TASK DESCRIPTION:
Filter for the word "соответствии" and keep each matching line.

DATA LISTING:
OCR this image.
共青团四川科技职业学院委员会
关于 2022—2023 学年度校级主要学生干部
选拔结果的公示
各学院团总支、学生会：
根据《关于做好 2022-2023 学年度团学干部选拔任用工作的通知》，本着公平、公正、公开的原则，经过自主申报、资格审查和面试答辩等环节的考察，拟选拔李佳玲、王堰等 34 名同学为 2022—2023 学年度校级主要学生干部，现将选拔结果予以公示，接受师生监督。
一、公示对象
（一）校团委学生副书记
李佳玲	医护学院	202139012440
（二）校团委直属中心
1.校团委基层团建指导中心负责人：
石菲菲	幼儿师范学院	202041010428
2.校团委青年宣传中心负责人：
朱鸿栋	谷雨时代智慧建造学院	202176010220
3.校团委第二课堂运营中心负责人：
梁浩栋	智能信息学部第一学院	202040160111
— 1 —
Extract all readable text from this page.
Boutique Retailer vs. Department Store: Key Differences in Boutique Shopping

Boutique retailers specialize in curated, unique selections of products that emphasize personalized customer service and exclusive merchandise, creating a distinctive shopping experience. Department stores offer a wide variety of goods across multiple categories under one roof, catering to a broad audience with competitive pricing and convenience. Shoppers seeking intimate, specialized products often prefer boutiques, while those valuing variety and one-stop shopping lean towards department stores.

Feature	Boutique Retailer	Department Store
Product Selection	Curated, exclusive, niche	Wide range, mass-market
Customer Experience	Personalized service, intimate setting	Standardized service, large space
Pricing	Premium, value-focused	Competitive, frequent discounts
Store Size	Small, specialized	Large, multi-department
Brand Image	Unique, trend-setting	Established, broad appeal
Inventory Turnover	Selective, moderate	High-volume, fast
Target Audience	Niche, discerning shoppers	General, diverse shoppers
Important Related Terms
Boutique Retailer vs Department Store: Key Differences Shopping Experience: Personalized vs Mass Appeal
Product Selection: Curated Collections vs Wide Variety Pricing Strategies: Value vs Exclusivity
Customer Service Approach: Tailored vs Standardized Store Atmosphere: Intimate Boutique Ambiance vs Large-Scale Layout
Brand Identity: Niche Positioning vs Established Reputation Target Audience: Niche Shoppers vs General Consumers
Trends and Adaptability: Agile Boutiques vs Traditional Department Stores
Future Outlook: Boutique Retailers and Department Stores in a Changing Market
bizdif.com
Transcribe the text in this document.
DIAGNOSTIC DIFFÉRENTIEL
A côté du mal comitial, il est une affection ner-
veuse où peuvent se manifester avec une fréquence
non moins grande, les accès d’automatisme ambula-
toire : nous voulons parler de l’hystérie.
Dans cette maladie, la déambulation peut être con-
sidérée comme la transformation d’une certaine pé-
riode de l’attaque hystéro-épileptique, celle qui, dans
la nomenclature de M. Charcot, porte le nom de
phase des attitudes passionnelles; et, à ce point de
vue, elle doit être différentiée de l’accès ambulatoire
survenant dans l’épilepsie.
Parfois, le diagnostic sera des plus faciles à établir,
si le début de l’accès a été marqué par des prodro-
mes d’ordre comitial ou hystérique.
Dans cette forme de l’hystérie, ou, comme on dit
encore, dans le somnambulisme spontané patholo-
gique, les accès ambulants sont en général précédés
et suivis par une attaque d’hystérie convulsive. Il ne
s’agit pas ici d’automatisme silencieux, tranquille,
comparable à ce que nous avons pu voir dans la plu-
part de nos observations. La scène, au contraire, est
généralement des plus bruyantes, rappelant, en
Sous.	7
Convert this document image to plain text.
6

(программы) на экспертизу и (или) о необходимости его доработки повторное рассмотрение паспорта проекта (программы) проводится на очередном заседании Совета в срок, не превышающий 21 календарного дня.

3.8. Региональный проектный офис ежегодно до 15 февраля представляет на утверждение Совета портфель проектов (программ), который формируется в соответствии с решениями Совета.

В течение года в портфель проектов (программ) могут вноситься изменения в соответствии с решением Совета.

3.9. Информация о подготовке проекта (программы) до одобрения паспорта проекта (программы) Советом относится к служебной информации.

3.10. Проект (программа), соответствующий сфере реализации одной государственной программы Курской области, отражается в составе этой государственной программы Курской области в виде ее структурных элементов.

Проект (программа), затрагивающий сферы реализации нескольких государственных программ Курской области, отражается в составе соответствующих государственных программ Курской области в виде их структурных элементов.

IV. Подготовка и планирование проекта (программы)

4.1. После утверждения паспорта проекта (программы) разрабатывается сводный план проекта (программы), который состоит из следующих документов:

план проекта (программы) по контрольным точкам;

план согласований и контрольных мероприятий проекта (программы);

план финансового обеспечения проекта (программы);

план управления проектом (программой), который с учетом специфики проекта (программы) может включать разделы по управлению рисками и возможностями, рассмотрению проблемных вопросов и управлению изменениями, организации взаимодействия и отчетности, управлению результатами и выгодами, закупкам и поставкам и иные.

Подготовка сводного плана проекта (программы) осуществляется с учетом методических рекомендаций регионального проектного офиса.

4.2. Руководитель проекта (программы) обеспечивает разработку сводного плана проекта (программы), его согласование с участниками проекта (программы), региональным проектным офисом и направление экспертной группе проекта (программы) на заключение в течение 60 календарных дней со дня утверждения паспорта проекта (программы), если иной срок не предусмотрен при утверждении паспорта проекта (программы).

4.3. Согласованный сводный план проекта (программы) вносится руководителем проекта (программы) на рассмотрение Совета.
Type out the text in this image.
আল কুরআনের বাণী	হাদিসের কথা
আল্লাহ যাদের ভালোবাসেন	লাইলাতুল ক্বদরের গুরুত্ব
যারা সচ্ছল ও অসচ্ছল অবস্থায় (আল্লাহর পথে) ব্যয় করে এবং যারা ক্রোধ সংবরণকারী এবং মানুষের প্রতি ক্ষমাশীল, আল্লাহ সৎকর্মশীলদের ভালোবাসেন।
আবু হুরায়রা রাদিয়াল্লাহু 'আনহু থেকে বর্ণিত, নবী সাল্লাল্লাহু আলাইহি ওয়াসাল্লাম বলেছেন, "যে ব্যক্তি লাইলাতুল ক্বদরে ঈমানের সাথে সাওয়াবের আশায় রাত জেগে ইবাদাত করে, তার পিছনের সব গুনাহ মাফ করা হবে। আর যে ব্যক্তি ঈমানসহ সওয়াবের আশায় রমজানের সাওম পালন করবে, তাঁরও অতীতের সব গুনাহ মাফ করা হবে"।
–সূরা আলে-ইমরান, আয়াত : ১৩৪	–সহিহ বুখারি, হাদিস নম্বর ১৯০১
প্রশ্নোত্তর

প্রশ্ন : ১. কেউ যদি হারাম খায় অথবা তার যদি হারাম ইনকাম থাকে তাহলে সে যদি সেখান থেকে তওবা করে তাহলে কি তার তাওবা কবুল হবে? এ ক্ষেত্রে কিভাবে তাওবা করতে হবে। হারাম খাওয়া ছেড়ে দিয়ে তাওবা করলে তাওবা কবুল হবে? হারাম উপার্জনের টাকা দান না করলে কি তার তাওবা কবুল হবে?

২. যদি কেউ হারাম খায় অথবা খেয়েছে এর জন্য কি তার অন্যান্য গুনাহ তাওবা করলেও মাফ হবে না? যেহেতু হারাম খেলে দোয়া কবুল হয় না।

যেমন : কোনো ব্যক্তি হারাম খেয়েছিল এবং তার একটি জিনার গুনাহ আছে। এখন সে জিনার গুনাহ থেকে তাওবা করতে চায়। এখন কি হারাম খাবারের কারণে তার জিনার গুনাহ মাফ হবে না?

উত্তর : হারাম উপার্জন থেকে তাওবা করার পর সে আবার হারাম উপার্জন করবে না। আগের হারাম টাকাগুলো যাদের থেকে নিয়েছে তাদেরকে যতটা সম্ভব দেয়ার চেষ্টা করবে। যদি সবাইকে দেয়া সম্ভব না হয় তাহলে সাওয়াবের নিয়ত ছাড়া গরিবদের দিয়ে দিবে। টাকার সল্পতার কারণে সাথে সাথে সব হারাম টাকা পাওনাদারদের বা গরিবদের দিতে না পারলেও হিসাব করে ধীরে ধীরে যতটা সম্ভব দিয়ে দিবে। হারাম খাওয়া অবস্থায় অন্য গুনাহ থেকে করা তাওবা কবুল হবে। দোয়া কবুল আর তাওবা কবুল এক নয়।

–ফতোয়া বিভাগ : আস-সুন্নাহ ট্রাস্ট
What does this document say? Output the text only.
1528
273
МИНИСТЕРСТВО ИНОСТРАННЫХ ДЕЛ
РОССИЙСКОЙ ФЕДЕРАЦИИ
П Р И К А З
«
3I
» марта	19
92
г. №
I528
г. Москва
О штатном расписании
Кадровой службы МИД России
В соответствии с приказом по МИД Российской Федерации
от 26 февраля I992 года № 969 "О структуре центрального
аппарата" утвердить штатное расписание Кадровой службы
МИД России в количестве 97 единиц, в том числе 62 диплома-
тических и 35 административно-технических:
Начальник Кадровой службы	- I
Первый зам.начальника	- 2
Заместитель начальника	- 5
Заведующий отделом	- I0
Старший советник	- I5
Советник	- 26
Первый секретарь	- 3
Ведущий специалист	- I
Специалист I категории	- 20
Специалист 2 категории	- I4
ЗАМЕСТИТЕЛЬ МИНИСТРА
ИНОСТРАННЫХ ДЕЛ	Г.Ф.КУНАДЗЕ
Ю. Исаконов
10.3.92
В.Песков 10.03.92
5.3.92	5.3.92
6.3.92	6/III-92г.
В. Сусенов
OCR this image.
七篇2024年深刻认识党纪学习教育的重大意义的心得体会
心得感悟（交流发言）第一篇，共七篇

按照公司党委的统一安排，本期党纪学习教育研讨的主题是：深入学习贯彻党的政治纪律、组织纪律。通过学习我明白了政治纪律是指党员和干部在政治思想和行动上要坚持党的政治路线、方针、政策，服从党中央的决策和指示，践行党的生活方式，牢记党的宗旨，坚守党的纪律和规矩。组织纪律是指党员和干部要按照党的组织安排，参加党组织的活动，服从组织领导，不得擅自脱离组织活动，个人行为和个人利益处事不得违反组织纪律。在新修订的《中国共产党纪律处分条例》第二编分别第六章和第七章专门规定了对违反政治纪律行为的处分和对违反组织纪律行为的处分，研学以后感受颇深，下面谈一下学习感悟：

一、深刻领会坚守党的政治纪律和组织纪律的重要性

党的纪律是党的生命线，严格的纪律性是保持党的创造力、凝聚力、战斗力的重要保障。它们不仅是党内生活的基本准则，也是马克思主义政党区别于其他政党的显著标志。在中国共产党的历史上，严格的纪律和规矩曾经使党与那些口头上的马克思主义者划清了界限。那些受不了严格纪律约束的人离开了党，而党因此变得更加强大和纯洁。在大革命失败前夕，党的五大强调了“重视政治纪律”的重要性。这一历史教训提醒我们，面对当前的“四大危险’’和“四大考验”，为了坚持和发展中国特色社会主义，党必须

CORRECT OUTPUT:
3.8. Региональный проектный офис ежегодно до 15 февраля представляет на утверждение Совета портфель проектов (программ), который формируется в соответствии с решениями Совета.
В течение года в портфель проектов (программ) могут вноситься изменения в соответствии с решением Совета.
В соответствии с приказом по МИД Российской Федерации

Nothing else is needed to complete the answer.